**Your task:** Using the data below, copy each line that includes the word "Alpha".

**Data entries:**
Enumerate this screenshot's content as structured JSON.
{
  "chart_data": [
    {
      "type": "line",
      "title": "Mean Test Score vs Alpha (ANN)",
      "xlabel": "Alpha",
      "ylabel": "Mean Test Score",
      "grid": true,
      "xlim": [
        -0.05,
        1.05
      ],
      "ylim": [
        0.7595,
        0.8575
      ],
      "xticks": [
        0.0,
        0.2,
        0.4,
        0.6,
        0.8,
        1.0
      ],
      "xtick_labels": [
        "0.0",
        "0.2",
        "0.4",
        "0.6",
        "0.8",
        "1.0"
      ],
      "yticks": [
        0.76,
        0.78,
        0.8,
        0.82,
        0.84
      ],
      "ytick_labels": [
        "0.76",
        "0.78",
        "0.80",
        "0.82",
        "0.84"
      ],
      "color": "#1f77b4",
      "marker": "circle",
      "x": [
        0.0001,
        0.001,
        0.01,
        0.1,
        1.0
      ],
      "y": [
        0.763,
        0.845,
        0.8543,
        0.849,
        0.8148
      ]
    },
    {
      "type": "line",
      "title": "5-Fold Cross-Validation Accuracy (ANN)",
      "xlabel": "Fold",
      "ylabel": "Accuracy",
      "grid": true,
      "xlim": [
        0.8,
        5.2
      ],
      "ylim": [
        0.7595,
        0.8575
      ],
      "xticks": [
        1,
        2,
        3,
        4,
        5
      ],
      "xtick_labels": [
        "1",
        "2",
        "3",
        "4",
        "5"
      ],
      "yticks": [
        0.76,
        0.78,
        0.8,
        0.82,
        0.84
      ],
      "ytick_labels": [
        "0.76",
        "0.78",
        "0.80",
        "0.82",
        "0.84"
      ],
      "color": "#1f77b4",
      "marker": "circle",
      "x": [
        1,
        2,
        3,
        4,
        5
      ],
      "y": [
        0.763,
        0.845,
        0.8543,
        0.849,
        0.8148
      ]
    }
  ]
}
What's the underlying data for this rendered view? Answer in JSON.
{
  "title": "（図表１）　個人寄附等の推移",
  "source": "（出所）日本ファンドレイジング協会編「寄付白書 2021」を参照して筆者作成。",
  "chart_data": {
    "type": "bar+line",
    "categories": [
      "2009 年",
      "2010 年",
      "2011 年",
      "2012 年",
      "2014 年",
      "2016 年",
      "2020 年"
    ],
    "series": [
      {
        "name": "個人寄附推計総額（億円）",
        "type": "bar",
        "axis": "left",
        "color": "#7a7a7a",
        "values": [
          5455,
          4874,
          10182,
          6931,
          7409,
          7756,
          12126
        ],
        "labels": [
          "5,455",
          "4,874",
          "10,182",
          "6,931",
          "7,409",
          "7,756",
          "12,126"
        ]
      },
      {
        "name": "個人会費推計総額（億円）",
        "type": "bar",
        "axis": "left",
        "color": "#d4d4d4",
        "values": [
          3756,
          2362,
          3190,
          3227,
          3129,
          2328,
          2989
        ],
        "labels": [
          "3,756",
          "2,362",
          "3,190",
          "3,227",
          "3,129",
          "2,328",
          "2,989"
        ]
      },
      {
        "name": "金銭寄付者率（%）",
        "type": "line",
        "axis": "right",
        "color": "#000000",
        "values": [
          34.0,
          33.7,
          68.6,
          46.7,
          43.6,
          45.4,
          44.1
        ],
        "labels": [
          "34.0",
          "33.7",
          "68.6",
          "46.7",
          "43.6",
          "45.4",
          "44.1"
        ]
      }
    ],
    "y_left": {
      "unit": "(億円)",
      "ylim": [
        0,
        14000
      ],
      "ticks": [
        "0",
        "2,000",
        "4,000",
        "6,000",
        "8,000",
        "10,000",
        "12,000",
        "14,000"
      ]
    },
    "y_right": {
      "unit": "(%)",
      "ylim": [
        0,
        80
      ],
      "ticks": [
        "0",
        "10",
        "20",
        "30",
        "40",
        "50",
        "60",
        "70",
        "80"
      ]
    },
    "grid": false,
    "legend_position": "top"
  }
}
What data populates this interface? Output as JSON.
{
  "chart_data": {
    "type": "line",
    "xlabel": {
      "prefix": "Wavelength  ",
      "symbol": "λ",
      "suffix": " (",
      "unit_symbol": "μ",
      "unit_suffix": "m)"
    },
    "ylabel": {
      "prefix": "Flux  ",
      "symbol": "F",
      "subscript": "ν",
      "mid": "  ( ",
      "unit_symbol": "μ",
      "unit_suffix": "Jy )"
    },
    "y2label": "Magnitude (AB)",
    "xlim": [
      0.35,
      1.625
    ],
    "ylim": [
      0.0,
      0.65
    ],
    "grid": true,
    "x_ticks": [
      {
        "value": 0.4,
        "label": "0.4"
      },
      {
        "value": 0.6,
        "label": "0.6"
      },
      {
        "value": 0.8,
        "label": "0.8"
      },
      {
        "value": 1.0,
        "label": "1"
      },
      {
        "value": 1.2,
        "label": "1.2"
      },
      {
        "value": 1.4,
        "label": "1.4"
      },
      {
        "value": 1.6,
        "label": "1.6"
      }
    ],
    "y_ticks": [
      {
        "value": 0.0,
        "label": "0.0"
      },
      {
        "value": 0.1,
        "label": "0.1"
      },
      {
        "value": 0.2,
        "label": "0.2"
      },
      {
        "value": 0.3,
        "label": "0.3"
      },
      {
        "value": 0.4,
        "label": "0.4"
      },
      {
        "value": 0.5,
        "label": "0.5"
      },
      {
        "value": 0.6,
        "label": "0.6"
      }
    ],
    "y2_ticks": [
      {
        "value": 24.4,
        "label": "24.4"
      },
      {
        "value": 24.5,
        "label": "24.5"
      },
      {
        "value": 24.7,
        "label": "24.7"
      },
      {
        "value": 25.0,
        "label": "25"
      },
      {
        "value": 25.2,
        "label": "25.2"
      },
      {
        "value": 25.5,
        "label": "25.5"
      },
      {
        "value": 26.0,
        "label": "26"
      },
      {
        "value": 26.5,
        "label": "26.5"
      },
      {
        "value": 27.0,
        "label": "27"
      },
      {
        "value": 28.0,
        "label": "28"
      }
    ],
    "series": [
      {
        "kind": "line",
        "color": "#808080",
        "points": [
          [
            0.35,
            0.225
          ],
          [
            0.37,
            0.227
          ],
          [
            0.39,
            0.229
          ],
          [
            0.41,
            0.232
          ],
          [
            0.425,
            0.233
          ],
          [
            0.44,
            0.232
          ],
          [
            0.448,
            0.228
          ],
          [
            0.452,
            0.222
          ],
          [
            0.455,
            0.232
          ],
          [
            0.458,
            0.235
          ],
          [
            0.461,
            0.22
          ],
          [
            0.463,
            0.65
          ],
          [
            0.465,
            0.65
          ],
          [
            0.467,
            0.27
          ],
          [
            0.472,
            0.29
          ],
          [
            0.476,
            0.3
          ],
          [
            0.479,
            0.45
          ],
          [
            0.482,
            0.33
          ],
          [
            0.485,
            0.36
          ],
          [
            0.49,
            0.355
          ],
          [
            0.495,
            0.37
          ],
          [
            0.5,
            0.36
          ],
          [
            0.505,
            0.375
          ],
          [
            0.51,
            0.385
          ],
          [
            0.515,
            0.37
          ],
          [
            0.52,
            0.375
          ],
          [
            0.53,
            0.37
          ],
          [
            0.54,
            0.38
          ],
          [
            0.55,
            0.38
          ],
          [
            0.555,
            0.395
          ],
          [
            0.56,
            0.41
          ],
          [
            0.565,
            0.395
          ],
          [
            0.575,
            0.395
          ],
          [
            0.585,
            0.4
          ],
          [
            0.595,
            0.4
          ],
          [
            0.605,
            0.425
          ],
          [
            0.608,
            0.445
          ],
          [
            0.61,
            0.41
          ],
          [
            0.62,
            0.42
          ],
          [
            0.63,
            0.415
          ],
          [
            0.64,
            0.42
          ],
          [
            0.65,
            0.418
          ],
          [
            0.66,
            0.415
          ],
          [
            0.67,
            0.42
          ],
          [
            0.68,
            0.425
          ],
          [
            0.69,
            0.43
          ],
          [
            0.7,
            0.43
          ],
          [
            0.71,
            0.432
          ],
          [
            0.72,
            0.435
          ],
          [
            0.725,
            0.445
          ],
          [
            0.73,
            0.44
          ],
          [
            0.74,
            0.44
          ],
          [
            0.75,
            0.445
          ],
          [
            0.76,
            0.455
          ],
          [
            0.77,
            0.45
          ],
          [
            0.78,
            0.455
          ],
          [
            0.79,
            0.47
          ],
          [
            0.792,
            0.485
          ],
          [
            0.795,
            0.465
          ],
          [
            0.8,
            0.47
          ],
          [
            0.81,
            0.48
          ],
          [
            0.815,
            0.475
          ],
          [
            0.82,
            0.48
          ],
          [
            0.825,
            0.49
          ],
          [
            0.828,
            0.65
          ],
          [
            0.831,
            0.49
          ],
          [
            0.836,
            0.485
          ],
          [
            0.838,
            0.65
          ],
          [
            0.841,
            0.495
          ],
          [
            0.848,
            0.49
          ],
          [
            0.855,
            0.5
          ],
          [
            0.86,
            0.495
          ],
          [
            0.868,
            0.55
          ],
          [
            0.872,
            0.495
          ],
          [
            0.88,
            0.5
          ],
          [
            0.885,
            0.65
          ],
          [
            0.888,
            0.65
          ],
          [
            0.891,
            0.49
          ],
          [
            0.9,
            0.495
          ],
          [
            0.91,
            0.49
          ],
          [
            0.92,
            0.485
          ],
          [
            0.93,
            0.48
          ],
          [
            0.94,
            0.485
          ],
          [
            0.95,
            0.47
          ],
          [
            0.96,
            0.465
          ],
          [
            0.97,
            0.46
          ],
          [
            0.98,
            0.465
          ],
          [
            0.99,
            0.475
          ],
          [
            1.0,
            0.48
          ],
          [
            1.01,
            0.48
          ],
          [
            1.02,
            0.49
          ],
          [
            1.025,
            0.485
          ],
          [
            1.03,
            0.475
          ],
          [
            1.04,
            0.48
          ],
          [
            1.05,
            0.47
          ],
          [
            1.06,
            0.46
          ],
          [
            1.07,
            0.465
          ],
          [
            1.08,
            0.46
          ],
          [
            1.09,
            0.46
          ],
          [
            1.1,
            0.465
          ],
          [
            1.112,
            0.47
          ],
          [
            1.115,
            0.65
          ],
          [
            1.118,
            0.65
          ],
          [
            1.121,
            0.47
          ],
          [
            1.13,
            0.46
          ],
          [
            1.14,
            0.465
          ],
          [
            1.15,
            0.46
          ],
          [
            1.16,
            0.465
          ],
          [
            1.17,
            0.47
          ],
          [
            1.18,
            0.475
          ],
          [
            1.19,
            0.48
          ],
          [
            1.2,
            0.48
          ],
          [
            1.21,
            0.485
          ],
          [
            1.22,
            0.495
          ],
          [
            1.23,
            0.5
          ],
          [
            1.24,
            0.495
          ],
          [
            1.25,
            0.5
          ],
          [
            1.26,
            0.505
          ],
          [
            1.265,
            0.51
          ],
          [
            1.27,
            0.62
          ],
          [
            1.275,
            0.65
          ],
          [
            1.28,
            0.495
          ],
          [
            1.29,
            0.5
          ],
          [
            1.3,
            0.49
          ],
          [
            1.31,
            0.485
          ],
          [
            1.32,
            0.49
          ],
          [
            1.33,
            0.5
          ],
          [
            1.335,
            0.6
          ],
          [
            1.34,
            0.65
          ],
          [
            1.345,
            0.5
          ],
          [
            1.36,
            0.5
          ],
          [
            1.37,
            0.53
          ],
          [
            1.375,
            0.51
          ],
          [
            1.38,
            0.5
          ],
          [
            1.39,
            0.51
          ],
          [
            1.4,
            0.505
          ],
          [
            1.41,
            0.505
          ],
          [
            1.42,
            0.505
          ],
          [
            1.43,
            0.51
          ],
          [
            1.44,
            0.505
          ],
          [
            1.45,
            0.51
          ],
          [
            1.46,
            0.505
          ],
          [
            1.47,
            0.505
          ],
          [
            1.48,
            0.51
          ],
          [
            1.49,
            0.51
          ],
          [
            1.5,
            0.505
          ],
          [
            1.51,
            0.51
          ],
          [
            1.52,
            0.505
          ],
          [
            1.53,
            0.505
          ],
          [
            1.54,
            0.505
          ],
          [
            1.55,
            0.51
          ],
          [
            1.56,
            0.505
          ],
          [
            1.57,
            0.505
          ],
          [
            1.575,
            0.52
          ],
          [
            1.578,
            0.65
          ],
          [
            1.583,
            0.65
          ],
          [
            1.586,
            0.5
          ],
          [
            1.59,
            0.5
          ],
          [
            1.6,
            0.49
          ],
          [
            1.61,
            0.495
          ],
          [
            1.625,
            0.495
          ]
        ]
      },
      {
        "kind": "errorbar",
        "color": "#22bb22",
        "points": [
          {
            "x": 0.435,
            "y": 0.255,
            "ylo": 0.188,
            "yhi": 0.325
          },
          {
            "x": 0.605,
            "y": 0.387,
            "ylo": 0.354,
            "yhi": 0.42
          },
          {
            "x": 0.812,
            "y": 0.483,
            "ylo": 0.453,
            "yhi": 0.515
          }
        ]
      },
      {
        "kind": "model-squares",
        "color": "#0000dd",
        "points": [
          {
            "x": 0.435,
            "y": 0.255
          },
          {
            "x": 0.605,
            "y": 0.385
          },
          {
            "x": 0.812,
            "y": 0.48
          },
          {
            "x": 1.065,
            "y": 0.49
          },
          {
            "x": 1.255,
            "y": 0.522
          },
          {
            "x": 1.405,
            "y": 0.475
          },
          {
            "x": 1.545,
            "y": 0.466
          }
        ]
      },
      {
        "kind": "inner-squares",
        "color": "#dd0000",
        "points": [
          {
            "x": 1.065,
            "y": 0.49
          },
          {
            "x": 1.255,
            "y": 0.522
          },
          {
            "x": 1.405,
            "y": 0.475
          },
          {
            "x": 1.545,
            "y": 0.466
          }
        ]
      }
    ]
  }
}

**The answer:**
      "title": "Mean Test Score vs Alpha (ANN)",
      "xlabel": "Alpha",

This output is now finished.